§ **Given data**
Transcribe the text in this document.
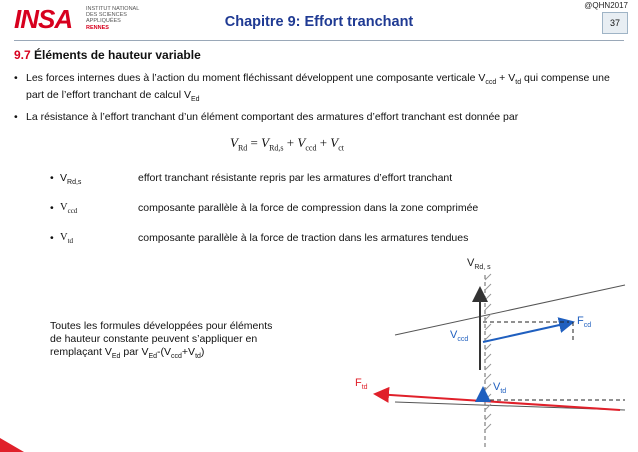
INSA	INSTITUT NATIONAL
DES SCIENCES
APPLIQUÉES
RENNES	Chapitre 9: Effort tranchant
@QHN2017
37
9.7 Éléments de hauteur variable
• Les forces internes dues à l’action du moment fléchissant développent une composante verticale $V_{ccd} + V_{td}$ qui compense une part de l’effort tranchant de calcul $V_{Ed}$
• La résistance à l’effort tranchant d’un élément comportant des armatures d’effort tranchant est donnée par
$V_{Rd} = V_{Rd,s} + V_{ccd} + V_{ct}$
• $V_{Rd,s}$	effort tranchant résistante repris par les armatures d’effort tranchant
• $V_{ccd}$	composante parallèle à la force de compression dans la zone comprimée
• $V_{td}$	composante parallèle à la force de traction dans les armatures tendues
Toutes les formules développées pour éléments
de hauteur constante peuvent s’appliquer en
remplaçant $V_{Ed}$ par $V_{Ed}-(V_{ccd}+V_{td})$
$V_{Rd, s}$
$F_{cd}$
$V_{ccd}$
$F_{td}$	$V_{td}$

§ **Exercise brief**
Among the lines above, how many contain the string "dans"? State the number alone.

§ **Answer for this exercise**
2